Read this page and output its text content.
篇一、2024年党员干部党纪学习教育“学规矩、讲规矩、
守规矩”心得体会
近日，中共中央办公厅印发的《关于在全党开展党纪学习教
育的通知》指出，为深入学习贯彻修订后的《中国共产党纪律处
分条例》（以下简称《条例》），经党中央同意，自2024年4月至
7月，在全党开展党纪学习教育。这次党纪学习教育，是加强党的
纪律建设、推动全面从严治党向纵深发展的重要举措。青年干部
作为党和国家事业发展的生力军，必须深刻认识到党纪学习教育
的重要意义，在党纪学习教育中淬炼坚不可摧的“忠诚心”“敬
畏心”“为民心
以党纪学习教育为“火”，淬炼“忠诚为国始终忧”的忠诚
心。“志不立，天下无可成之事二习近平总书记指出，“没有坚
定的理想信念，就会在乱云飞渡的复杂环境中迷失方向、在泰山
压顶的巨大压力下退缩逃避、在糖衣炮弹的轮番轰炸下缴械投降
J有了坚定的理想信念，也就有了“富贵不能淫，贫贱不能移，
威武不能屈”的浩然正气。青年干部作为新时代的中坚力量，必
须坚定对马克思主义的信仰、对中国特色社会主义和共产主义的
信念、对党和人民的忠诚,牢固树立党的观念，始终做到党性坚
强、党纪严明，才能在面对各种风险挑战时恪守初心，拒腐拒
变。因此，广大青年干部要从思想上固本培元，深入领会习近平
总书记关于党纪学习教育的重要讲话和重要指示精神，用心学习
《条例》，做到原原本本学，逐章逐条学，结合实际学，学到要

EXERCISE TASK: Go through the records above and retype each one exactly.

REPLY TO THE EXERCISE:
Read this page and output its text content.
篇一、2024年党员干部党纪学习教育“学规矩、讲规矩、
守规矩”心得体会
近日，中共中央办公厅印发的《关于在全党开展党纪学习教
育的通知》指出，为深入学习贯彻修订后的《中国共产党纪律处
分条例》（以下简称《条例》），经党中央同意，自2024年4月至
7月，在全党开展党纪学习教育。这次党纪学习教育，是加强党的
纪律建设、推动全面从严治党向纵深发展的重要举措。青年干部
作为党和国家事业发展的生力军，必须深刻认识到党纪学习教育
的重要意义，在党纪学习教育中淬炼坚不可摧的“忠诚心”“敬
畏心”“为民心
以党纪学习教育为“火”，淬炼“忠诚为国始终忧”的忠诚
心。“志不立，天下无可成之事二习近平总书记指出，“没有坚
定的理想信念，就会在乱云飞渡的复杂环境中迷失方向、在泰山
压顶的巨大压力下退缩逃避、在糖衣炮弹的轮番轰炸下缴械投降
J有了坚定的理想信念，也就有了“富贵不能淫，贫贱不能移，
威武不能屈”的浩然正气。青年干部作为新时代的中坚力量，必
须坚定对马克思主义的信仰、对中国特色社会主义和共产主义的
信念、对党和人民的忠诚,牢固树立党的观念，始终做到党性坚
强、党纪严明，才能在面对各种风险挑战时恪守初心，拒腐拒
变。因此，广大青年干部要从思想上固本培元，深入领会习近平
总书记关于党纪学习教育的重要讲话和重要指示精神，用心学习
《条例》，做到原原本本学，逐章逐条学，结合实际学，学到要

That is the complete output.